··· EXCERPTED RECORDS ···
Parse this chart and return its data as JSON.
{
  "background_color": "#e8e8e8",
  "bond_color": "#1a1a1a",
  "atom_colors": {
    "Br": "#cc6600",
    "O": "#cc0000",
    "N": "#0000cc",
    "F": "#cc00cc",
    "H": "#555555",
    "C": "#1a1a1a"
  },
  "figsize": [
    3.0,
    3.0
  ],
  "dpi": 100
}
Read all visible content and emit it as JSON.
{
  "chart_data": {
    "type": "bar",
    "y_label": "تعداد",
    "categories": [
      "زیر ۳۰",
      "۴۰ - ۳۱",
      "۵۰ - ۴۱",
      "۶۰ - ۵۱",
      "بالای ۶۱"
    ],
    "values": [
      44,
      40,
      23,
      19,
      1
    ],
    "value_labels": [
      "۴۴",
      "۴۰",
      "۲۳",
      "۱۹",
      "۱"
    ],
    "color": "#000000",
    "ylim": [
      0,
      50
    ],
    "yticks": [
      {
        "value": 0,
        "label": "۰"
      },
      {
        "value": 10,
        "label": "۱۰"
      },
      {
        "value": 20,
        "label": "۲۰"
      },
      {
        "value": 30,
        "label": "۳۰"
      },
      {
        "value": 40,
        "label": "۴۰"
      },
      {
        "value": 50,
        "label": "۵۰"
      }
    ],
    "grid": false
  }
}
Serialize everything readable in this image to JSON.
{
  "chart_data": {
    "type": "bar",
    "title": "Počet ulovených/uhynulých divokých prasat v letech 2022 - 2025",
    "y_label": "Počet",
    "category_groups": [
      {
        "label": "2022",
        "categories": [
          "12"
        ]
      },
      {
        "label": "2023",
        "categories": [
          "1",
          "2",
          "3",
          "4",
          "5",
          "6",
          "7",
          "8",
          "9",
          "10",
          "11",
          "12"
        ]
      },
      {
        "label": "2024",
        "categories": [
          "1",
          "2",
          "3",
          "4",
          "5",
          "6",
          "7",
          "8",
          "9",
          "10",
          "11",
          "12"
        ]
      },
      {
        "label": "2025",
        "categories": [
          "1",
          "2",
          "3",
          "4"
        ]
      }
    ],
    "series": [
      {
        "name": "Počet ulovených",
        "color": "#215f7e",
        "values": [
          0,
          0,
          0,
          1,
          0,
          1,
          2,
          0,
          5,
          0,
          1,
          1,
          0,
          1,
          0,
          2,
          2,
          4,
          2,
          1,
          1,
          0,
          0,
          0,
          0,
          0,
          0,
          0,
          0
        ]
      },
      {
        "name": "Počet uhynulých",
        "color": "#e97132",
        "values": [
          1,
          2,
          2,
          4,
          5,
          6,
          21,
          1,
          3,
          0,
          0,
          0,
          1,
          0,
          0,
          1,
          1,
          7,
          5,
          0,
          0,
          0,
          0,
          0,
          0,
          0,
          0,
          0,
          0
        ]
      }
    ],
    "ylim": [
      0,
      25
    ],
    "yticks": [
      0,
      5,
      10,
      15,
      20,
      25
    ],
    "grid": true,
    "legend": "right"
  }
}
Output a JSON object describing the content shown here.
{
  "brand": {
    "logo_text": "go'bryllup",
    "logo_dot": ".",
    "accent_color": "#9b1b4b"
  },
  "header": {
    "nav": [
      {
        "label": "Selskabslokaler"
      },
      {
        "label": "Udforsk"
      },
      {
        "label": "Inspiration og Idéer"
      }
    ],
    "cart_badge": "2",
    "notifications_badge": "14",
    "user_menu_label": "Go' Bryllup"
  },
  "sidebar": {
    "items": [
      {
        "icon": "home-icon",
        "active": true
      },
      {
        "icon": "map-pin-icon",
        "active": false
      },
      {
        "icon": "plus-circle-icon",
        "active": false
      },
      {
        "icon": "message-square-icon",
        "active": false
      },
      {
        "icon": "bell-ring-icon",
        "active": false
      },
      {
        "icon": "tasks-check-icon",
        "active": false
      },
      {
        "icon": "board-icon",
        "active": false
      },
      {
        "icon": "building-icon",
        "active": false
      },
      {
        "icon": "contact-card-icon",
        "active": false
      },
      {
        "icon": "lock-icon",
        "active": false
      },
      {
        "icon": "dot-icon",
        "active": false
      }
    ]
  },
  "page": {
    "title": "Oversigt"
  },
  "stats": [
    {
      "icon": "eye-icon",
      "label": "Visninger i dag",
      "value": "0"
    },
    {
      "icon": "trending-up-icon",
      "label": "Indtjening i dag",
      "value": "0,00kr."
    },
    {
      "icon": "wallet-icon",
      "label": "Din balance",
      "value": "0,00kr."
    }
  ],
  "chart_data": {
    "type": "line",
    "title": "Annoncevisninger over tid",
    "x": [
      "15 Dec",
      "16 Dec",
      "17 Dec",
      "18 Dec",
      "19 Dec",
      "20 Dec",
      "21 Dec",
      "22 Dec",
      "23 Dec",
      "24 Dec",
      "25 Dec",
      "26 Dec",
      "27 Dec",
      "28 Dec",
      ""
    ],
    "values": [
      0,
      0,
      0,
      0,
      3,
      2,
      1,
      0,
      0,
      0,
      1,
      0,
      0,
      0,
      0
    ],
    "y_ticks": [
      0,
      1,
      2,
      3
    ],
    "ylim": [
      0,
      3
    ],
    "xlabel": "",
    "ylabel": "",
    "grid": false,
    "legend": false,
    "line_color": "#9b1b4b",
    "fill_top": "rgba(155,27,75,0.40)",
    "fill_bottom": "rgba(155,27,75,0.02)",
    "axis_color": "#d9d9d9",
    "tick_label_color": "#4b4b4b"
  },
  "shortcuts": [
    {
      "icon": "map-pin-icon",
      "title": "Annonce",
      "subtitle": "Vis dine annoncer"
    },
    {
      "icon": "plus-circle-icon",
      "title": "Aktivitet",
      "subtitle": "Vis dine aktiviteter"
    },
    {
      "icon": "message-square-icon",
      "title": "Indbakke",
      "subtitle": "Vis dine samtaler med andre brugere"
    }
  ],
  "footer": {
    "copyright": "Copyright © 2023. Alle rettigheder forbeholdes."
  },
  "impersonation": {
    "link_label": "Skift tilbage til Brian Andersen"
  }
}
···
_WHAT IS BEING ASKED_
Using the listing above, show each line holding the string "message".

_FINAL RESULT_
        "icon": "message-square-icon",
      "icon": "message-square-icon",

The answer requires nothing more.